Print the listing as it stands, omitting all images.

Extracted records
[Start]

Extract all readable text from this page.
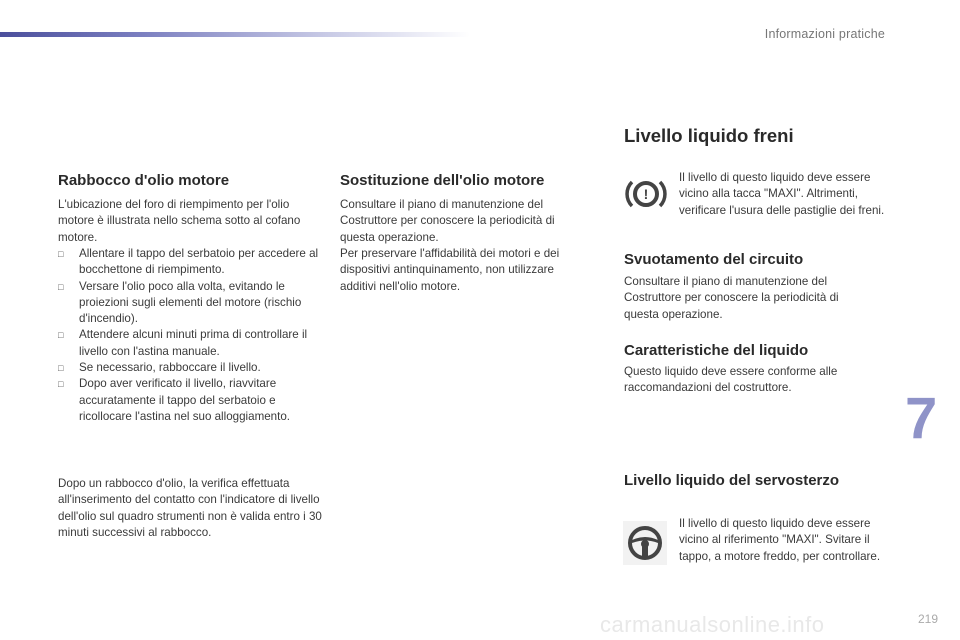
Informazioni pratiche
Rabbocco d'olio motore
L'ubicazione del foro di riempimento per l'olio motore è illustrata nello schema sotto al cofano motore.
□ Allentare il tappo del serbatoio per accedere al bocchettone di riempimento.
□ Versare l'olio poco alla volta, evitando le proiezioni sugli elementi del motore (rischio d'incendio).
□ Attendere alcuni minuti prima di controllare il livello con l'astina manuale.
□ Se necessario, rabboccare il livello.
□ Dopo aver verificato il livello, riavvitare accuratamente il tappo del serbatoio e ricollocare l'astina nel suo alloggiamento.
Dopo un rabbocco d'olio, la verifica effettuata all'inserimento del contatto con l'indicatore di livello dell'olio sul quadro strumenti non è valida entro i 30 minuti successivi al rabbocco.
Sostituzione dell'olio motore
Consultare il piano di manutenzione del Costruttore per conoscere la periodicità di questa operazione.
Per preservare l'affidabilità dei motori e dei dispositivi antinquinamento, non utilizzare additivi nell'olio motore.
Livello liquido freni
!
Il livello di questo liquido deve essere vicino alla tacca "MAXI". Altrimenti, verificare l'usura delle pastiglie dei freni.
Svuotamento del circuito
Consultare il piano di manutenzione del Costruttore per conoscere la periodicità di questa operazione.
Caratteristiche del liquido
Questo liquido deve essere conforme alle raccomandazioni del costruttore.
Livello liquido del servosterzo
Il livello di questo liquido deve essere vicino al riferimento "MAXI". Svitare il tappo, a motore freddo, per controllare.
7
carmanualsonline.info	219
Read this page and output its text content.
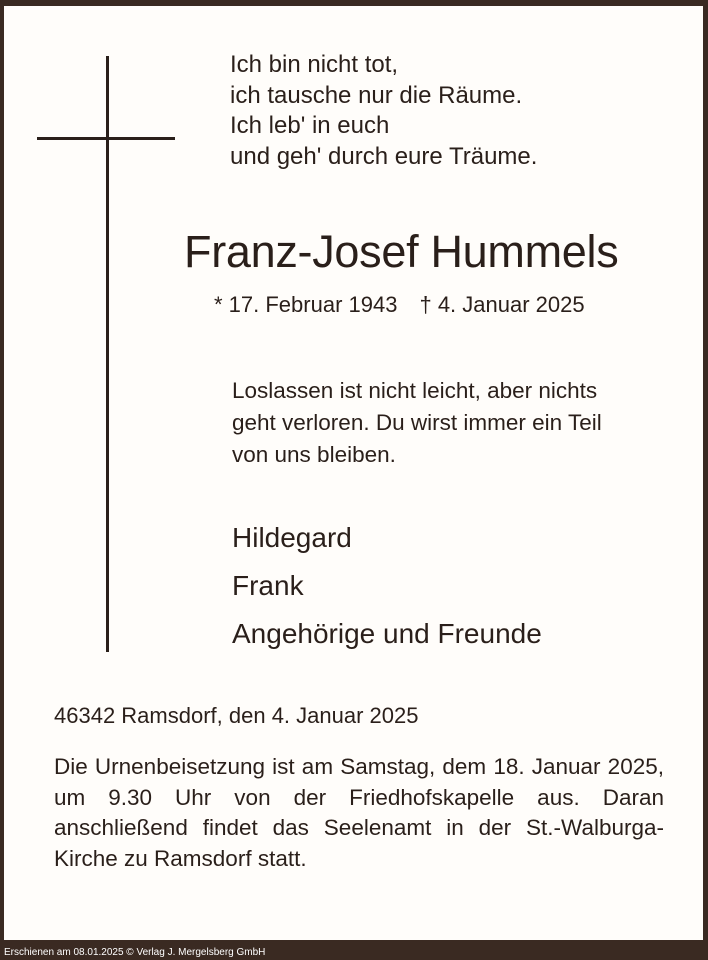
Ich bin nicht tot,
ich tausche nur die Räume.
Ich leb' in euch
und geh' durch eure Träume.
Franz-Josef Hummels
* 17. Februar 1943 † 4. Januar 2025
Loslassen ist nicht leicht, aber nichts
geht verloren. Du wirst immer ein Teil
von uns bleiben.
Hildegard
Frank
Angehörige und Freunde
46342 Ramsdorf, den 4. Januar 2025
Die Urnenbeisetzung ist am Samstag, dem 18. Januar 2025, um 9.30 Uhr von der Friedhofskapelle aus. Daran anschließend findet das Seelenamt in der St.-Walburga-Kirche zu Ramsdorf statt.
Erschienen am 08.01.2025 © Verlag J. Mergelsberg GmbH
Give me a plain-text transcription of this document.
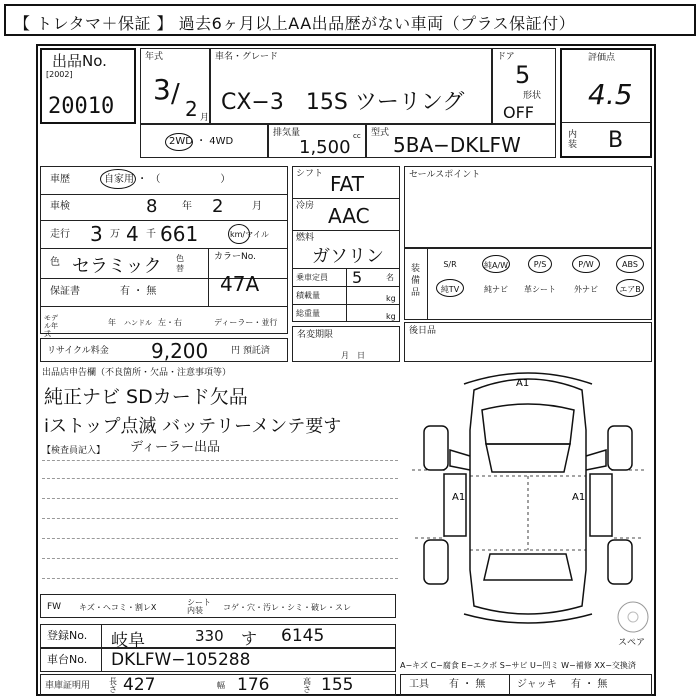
【 トレタマ＋保証 】 過去6ヶ月以上AA出品歴がない車両（プラス保証付）
出品No.
[2002]
20010
年式
3 / 2 月
車名・グレード
CX−3　15S ツーリング
ドア
5
形状
OFF
評価点
4.5
内装 B
2WD ・ 4WD
排気量
1,500
cc 型式 5BA−DKLFW
車歴	自家用 ・ （　　　　　　）
車検	8 年 2	月
走行 3 万 4 千 661	km/マイル
色 セラミック 色替
カラーNo.
47A
保証書	有 ・ 無
モデル年式
年 ハンドル 左・右	ディーラー・並行
リサイクル料金 9,200	円 預託済
シフト FAT
冷房 AAC
燃料
ガソリン
乗車定員 5	名
積載量	kg
総重量	kg
名変期限
月　日
セールスポイント
装備品
S/R	純A/W	P/S	P/W	ABS
純TV	純ナビ	革シート	外ナビ	エアB
後日品
出品店申告欄（不良箇所・欠品・注意事項等）
純正ナビ SDカード欠品
iストップ点滅 バッテリーメンテ要す
【検査員記入】 ディーラー出品
FW キズ・ヘコミ・割レX
シート内装	コゲ・穴・汚レ・シミ・破レ・スレ
登録No. 岐阜	330 す 6145
車台No. DKLFW−105288
車庫証明用 長さ 427	幅 176	高さ 155
A−キズ C−腐食 E−エクボ S−サビ U−凹ミ W−補修 XX−交換済
工具 有 ・ 無	ジャッキ 有 ・ 無
A1
A1	A1
スペア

[End]

## Task response
Extract all readable text from this page.
Informazioni pratiche
Rabbocco d'olio motore
L'ubicazione del foro di riempimento per l'olio motore è illustrata nello schema sotto al cofano motore.
□ Allentare il tappo del serbatoio per accedere al bocchettone di riempimento.
□ Versare l'olio poco alla volta, evitando le proiezioni sugli elementi del motore (rischio d'incendio).
□ Attendere alcuni minuti prima di controllare il livello con l'astina manuale.
□ Se necessario, rabboccare il livello.
□ Dopo aver verificato il livello, riavvitare accuratamente il tappo del serbatoio e ricollocare l'astina nel suo alloggiamento.
Dopo un rabbocco d'olio, la verifica effettuata all'inserimento del contatto con l'indicatore di livello dell'olio sul quadro strumenti non è valida entro i 30 minuti successivi al rabbocco.
Sostituzione dell'olio motore
Consultare il piano di manutenzione del Costruttore per conoscere la periodicità di questa operazione.
Per preservare l'affidabilità dei motori e dei dispositivi antinquinamento, non utilizzare additivi nell'olio motore.
Livello liquido freni
!
Il livello di questo liquido deve essere vicino alla tacca "MAXI". Altrimenti, verificare l'usura delle pastiglie dei freni.
Svuotamento del circuito
Consultare il piano di manutenzione del Costruttore per conoscere la periodicità di questa operazione.
Caratteristiche del liquido
Questo liquido deve essere conforme alle raccomandazioni del costruttore.
Livello liquido del servosterzo
Il livello di questo liquido deve essere vicino al riferimento "MAXI". Svitare il tappo, a motore freddo, per controllare.
7
carmanualsonline.info	219
Read this page and output its text content.
Ich bin nicht tot,
ich tausche nur die Räume.
Ich leb' in euch
und geh' durch eure Träume.
Franz-Josef Hummels
* 17. Februar 1943 † 4. Januar 2025
Loslassen ist nicht leicht, aber nichts
geht verloren. Du wirst immer ein Teil
von uns bleiben.
Hildegard
Frank
Angehörige und Freunde
46342 Ramsdorf, den 4. Januar 2025
Die Urnenbeisetzung ist am Samstag, dem 18. Januar 2025, um 9.30 Uhr von der Friedhofskapelle aus. Daran anschließend findet das Seelenamt in der St.-Walburga-Kirche zu Ramsdorf statt.
Erschienen am 08.01.2025 © Verlag J. Mergelsberg GmbH
Give me a plain-text transcription of this document.
【 トレタマ＋保証 】 過去6ヶ月以上AA出品歴がない車両（プラス保証付）
出品No.
[2002]
20010
年式
3 / 2 月
車名・グレード
CX−3　15S ツーリング
ドア
5
形状
OFF
評価点
4.5
内装 B
2WD ・ 4WD
排気量
1,500
cc 型式 5BA−DKLFW
車歴	自家用 ・ （　　　　　　）
車検	8 年 2	月
走行 3 万 4 千 661	km/マイル
色 セラミック 色替
カラーNo.
47A
保証書	有 ・ 無
モデル年式
年 ハンドル 左・右	ディーラー・並行
リサイクル料金 9,200	円 預託済
シフト FAT
冷房 AAC
燃料
ガソリン
乗車定員 5	名
積載量	kg
総重量	kg
名変期限
月　日
セールスポイント
装備品
S/R	純A/W	P/S	P/W	ABS
純TV	純ナビ	革シート	外ナビ	エアB
後日品
出品店申告欄（不良箇所・欠品・注意事項等）
純正ナビ SDカード欠品
iストップ点滅 バッテリーメンテ要す
【検査員記入】 ディーラー出品
FW キズ・ヘコミ・割レX
シート内装	コゲ・穴・汚レ・シミ・破レ・スレ
登録No. 岐阜	330 す 6145
車台No. DKLFW−105288
車庫証明用 長さ 427	幅 176	高さ 155
A−キズ C−腐食 E−エクボ S−サビ U−凹ミ W−補修 XX−交換済
工具 有 ・ 無	ジャッキ 有 ・ 無
A1
A1	A1
スペア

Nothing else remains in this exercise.